■ SELECTED TEXT:
::::

Juneteenth, the longest running African-American holiday, is celebrated throughout the United States, and barbecue is central to the festivities. This holiday commemorates the date of June 19, 1865, when Union General Gordon Granger arrived in Galveston, Texas, not only to inform enslaved peoples of their freedom but to enforce the Emancipation Proclamation signed by President Abraham Lincoln 2 1/2 years earlier and 2 months after General Lee surrendered at Appomattox.
As culinary historian Robert Moss explains in this article and in his book Barbecue: The History of an American Institution, Emancipation Day barbecues had been held at other times and in other parts of the country since abolition went into effect, but the Texas celebration date of June 19 has become the one that endured. After consistent campaigning from Representative Sheila Jackson Lee (D-Texas) to recognize “Juneteenth Independence Day” as a national holiday, the day became an official federal holiday on June 17, 2021.

::::

■ DATA SECTION:

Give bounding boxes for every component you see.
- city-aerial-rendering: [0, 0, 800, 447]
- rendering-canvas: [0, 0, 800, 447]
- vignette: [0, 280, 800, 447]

::::

■ SHORT PROBLEM 1: List every person the Juneteenth text names.
■ SHORT PROBLEM 2:
Using the Juneteenth text, decide whether each statement agrees with it. Answer yes or no for each and quote the words that decide it.
(a) Juneteenth became an official federal holiday on June 19, 2021.
(b) General Gordon Granger arrived in Galveston, Texas.
(c) Emancipation Day barbecues were held only in Texas.
■ SHORT PROBLEM 3: Extend the text about Juneteenth and barbecue, starting after its final sentence.

■ RIGHT ANSWER 1:
Gordon Granger
Abraham Lincoln
General Lee
Robert Moss
Sheila Jackson Lee

■ RIGHT ANSWER 2:
(a) No: "the day became an official federal holiday on June 17, 2021."
(b) Yes: "Union General Gordon Granger arrived in Galveston, Texas"
(c) No: "Emancipation Day barbecues had been held at other times and in other parts of the country since abolition went into effect"

■ RIGHT ANSWER 3:
Juneteenth, or Jubilee as it’s also called, is celebrated nationwide and there will be barbecue, not least because barbecue is central to African American heritage. “Barbecue is as African as it is Native American and European,” explains culinary historian Michael Twitty in this article and in his award-winning book The Cooking Gene.
Originally Barbecue and Baseball was a theme, but baseball sort of fell away leaving the barbecue pit at the center of the event, according to Juneteenth.com. According to culinary historian Adrian Miller, author of Black Smoke, the traditional trinity of the meal was red, including a red drink (sometimes a Big Red Soda from Waco), pork ribs with red BBQ sauce, and watermelon. Some folks throw in some red velvet cake too. But it is a feast, so don’t forget the fried okra, fried chicken, fried catfish, hushpuppies, cornbread, chitterlings, collards, and sweet potatoes. Maybe some goat. With plenty of hot sauce.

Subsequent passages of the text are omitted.